Bounding box annotations
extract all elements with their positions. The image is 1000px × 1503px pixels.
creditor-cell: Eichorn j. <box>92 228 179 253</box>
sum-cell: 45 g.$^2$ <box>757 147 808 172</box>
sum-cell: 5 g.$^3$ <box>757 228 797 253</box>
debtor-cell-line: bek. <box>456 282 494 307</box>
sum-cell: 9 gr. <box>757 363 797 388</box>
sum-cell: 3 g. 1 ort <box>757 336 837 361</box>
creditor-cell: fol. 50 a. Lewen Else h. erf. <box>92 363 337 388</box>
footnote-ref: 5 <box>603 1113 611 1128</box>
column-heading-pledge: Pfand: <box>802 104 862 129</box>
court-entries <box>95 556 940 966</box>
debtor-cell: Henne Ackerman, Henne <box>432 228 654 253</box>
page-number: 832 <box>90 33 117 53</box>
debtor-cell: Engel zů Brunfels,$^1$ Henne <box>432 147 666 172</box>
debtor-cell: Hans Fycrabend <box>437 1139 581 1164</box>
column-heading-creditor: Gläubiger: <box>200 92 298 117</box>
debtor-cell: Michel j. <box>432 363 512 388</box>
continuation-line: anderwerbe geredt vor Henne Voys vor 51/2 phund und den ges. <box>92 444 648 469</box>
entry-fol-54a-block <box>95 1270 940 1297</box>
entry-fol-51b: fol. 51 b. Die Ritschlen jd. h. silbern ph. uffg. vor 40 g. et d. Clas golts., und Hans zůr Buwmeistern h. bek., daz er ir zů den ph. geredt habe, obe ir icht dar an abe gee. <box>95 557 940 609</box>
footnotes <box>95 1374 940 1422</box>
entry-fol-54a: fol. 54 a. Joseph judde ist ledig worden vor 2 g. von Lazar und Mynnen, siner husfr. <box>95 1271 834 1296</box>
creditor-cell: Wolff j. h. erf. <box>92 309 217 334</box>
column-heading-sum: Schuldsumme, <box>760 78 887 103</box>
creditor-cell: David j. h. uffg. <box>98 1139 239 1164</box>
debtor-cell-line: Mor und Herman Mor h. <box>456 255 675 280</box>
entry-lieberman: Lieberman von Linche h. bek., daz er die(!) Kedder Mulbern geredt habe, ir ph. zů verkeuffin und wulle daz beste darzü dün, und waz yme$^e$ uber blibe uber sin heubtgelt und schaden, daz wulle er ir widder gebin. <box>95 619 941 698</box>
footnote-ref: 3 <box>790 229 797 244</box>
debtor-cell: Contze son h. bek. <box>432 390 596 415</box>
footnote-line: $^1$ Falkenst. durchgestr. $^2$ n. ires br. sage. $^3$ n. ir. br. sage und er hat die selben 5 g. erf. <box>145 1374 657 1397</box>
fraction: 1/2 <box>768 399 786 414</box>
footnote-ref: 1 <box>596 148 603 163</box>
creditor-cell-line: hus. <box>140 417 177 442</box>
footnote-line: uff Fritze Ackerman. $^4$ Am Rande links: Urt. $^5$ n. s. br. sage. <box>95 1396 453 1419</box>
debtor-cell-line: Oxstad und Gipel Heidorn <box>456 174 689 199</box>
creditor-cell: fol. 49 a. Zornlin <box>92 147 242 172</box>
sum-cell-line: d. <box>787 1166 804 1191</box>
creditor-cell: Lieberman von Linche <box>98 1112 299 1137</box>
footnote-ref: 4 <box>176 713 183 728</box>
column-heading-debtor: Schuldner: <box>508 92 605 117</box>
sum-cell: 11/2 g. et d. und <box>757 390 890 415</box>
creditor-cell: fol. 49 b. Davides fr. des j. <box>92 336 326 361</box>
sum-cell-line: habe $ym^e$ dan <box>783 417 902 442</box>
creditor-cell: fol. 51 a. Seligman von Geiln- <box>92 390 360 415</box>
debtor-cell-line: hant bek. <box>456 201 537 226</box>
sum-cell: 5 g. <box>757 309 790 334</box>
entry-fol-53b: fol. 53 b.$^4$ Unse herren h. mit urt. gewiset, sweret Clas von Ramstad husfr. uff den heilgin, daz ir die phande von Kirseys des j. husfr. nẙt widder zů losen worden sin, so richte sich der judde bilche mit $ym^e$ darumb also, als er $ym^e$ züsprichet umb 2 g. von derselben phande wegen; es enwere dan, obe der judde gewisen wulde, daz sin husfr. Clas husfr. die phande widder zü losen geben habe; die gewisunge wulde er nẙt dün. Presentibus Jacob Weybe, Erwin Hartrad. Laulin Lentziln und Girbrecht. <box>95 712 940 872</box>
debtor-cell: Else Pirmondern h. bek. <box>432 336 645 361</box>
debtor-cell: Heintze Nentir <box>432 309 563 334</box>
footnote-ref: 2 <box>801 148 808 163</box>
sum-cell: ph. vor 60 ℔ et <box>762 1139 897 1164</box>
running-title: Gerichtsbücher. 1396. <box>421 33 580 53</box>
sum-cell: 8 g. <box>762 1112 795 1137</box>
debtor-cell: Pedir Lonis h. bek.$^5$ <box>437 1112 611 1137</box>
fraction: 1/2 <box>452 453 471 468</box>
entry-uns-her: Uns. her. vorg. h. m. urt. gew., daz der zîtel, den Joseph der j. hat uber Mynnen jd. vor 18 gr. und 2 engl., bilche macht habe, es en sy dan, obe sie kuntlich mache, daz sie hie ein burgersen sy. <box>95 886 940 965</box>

Exercise objective — Pull out every line from the first one down to the line containing "sum-cell: 9 gr. <box>757 363 797 388</box>", and copy them without any changes.

Answer to this exercise —
extract all elements with their positions. The image is 1000px × 1503px pixels.
creditor-cell: Eichorn j. <box>92 228 179 253</box>
sum-cell: 45 g.$^2$ <box>757 147 808 172</box>
sum-cell: 5 g.$^3$ <box>757 228 797 253</box>
debtor-cell-line: bek. <box>456 282 494 307</box>
sum-cell: 9 gr. <box>757 363 797 388</box>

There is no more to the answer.